-- Opening Marker --

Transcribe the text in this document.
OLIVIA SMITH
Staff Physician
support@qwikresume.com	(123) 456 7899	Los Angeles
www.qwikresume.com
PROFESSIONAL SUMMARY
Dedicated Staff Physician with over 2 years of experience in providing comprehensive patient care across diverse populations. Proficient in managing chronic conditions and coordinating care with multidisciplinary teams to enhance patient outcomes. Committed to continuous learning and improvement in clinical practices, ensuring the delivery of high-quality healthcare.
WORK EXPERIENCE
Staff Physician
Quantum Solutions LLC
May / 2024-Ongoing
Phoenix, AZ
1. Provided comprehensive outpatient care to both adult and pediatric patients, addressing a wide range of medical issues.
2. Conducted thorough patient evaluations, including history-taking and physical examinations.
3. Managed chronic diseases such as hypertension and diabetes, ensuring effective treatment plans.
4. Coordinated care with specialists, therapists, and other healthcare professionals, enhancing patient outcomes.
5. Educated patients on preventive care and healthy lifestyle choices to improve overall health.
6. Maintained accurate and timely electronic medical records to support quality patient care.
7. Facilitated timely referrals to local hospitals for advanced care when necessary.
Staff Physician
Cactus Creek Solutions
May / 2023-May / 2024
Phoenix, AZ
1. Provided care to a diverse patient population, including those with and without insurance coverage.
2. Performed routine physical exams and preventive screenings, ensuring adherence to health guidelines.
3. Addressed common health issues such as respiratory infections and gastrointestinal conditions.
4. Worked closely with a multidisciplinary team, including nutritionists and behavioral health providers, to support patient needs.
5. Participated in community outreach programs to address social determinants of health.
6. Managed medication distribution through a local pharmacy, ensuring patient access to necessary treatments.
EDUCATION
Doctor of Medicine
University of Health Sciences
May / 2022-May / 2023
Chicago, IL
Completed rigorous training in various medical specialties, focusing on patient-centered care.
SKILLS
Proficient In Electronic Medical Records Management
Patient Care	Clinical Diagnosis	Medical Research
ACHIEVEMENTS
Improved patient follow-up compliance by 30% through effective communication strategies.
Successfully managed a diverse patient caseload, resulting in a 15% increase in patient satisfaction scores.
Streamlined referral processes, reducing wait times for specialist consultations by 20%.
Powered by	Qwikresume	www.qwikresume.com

-- Closing Marker --

Show each line of the data that contains the string "including".

SOLUTION TO THE EXERCISE –
2. Conducted thorough patient evaluations, including history-taking and physical examinations.
1. Provided care to a diverse patient population, including those with and without insurance coverage.
4. Worked closely with a multidisciplinary team, including nutritionists and behavioral health providers, to support patient needs.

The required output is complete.